[Extracted records]
* begin *

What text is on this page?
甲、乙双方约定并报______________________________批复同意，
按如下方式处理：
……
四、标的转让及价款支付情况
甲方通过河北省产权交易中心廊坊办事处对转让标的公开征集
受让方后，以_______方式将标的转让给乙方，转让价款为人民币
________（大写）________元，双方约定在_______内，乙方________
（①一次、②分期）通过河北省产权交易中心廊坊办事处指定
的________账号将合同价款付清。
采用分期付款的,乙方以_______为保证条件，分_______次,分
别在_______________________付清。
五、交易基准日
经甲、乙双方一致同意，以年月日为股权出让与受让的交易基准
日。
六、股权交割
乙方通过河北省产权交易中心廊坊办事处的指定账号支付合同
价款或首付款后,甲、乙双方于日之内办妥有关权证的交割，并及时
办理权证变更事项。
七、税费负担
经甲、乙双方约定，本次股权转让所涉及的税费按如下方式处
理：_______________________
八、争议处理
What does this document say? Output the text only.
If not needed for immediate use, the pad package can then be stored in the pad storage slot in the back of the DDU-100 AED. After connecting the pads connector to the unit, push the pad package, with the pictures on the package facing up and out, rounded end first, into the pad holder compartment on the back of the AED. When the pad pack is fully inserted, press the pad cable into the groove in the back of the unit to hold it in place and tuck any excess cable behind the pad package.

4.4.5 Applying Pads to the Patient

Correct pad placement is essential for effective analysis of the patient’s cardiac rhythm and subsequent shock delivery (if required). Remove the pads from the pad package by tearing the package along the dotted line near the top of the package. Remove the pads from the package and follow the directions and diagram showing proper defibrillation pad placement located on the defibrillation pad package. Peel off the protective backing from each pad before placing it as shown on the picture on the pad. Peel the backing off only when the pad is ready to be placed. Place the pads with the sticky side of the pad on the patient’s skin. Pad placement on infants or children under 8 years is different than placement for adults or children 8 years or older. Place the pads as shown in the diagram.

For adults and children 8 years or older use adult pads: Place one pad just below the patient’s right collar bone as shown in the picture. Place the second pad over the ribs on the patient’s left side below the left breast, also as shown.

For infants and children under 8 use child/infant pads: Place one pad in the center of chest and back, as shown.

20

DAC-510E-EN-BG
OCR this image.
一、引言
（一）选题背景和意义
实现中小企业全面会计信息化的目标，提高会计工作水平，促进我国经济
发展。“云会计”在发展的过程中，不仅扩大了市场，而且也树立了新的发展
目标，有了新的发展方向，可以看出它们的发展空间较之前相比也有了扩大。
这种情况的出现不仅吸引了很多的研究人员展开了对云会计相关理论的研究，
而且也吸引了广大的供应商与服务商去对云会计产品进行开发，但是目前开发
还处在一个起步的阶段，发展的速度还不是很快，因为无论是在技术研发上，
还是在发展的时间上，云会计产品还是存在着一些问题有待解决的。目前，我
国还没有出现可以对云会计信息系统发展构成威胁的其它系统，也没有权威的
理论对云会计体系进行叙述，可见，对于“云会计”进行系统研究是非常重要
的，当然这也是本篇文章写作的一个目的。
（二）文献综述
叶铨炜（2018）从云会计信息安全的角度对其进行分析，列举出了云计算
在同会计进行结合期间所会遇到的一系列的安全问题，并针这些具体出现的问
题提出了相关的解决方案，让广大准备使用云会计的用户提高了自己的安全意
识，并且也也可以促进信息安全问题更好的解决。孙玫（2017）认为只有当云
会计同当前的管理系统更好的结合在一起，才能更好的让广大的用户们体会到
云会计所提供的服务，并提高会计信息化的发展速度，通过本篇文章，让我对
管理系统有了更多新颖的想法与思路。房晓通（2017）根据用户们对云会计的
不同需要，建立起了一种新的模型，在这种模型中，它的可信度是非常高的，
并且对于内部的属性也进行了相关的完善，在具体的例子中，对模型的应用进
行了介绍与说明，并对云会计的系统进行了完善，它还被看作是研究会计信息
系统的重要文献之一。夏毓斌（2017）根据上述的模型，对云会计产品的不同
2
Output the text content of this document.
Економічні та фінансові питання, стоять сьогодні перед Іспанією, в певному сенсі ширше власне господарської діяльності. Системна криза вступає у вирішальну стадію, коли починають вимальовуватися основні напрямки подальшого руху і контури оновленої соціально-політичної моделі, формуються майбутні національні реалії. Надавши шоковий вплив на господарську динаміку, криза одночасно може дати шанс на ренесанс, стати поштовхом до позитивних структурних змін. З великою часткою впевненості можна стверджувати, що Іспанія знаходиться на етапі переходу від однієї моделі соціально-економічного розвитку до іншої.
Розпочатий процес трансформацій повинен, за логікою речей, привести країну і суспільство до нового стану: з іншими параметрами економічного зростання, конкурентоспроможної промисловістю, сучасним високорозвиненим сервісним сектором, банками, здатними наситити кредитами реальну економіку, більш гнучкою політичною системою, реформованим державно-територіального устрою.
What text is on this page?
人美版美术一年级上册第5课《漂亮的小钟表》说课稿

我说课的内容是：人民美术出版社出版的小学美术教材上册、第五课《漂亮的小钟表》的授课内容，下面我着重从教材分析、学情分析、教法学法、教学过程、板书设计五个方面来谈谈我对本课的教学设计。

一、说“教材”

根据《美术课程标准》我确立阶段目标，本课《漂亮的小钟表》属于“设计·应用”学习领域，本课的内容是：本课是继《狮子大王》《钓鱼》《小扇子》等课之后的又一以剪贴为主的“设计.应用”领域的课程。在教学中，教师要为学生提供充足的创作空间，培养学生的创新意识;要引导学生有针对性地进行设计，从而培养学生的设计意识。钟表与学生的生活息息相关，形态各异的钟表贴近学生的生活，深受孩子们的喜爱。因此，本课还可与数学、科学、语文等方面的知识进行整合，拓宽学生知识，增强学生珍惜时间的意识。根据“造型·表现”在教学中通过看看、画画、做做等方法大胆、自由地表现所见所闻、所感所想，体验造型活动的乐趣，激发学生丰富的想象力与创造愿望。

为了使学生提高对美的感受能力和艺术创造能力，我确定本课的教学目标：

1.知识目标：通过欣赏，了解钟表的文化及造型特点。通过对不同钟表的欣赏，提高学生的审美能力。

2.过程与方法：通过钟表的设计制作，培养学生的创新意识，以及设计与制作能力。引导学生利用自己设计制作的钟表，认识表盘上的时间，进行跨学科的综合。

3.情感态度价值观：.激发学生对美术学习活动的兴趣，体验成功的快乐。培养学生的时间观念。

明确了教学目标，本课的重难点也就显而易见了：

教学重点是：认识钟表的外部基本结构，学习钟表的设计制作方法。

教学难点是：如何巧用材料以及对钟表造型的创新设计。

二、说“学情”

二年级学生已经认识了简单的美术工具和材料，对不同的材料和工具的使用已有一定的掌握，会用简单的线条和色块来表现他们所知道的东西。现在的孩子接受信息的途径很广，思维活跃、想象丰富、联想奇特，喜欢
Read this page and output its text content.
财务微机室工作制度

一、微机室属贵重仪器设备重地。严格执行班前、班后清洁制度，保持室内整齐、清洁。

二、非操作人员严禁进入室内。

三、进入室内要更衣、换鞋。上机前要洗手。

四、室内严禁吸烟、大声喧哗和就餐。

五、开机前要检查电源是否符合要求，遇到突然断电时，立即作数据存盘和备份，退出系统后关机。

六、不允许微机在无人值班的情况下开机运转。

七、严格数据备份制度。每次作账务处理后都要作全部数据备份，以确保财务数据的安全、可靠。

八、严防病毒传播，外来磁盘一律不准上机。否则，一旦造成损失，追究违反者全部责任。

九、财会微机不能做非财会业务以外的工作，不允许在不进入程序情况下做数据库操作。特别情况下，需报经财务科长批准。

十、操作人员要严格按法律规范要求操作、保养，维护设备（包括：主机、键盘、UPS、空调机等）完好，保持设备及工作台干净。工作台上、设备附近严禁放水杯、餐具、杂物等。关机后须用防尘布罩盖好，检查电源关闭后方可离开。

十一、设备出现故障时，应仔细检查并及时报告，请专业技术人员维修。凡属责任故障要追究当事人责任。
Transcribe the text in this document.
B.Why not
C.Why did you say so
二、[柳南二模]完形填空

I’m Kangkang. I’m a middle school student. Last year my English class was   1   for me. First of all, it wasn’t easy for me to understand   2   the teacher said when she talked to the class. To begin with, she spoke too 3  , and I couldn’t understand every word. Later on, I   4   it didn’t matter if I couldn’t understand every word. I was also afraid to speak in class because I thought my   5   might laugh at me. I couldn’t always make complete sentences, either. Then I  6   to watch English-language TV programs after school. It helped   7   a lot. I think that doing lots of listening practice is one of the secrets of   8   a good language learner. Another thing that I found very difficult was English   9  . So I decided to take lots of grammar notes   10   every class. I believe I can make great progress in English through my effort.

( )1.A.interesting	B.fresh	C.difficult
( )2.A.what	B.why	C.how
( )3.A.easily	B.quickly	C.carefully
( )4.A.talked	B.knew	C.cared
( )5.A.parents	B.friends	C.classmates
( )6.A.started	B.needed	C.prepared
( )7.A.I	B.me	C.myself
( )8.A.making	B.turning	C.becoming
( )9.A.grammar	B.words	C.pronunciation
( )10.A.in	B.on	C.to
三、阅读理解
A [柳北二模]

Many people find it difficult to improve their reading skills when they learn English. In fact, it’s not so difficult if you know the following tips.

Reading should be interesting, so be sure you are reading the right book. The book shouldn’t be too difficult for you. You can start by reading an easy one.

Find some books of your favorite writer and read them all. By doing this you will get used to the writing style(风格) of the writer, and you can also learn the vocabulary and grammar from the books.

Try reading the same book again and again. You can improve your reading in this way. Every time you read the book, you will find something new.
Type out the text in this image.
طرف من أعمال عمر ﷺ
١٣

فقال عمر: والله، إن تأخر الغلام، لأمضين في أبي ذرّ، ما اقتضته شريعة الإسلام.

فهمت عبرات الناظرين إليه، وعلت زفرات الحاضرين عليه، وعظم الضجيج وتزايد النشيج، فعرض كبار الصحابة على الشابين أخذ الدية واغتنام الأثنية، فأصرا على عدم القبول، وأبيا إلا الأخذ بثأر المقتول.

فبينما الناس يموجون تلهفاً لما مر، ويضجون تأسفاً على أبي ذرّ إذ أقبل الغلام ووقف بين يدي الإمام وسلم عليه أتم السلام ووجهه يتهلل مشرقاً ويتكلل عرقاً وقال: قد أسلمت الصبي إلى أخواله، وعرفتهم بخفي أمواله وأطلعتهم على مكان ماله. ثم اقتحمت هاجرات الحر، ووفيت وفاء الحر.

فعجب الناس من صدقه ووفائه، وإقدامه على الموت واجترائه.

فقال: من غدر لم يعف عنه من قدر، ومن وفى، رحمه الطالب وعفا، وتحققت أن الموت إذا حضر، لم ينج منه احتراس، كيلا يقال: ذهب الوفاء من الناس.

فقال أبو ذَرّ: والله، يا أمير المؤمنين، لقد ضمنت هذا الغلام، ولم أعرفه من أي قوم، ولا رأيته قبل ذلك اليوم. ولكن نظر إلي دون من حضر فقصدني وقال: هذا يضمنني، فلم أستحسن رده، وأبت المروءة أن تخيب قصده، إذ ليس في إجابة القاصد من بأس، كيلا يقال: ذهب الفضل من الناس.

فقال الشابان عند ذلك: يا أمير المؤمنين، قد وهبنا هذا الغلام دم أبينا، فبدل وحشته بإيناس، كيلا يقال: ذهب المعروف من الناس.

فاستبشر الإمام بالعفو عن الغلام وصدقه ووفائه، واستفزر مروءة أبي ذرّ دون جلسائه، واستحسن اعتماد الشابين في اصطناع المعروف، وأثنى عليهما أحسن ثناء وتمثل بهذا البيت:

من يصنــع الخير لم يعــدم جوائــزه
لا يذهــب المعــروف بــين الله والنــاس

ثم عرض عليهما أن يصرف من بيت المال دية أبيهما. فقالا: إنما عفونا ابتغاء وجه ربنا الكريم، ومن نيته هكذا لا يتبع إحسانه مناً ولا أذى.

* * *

* end *

> Job: Scan the material above. Copy each line that holds the word "your".

> Answer in full:
Find some books of your favorite writer and read them all. By doing this you will get used to the writing style(风格) of the writer, and you can also learn the vocabulary and grammar from the books.
Try reading the same book again and again. You can improve your reading in this way. Every time you read the book, you will find something new.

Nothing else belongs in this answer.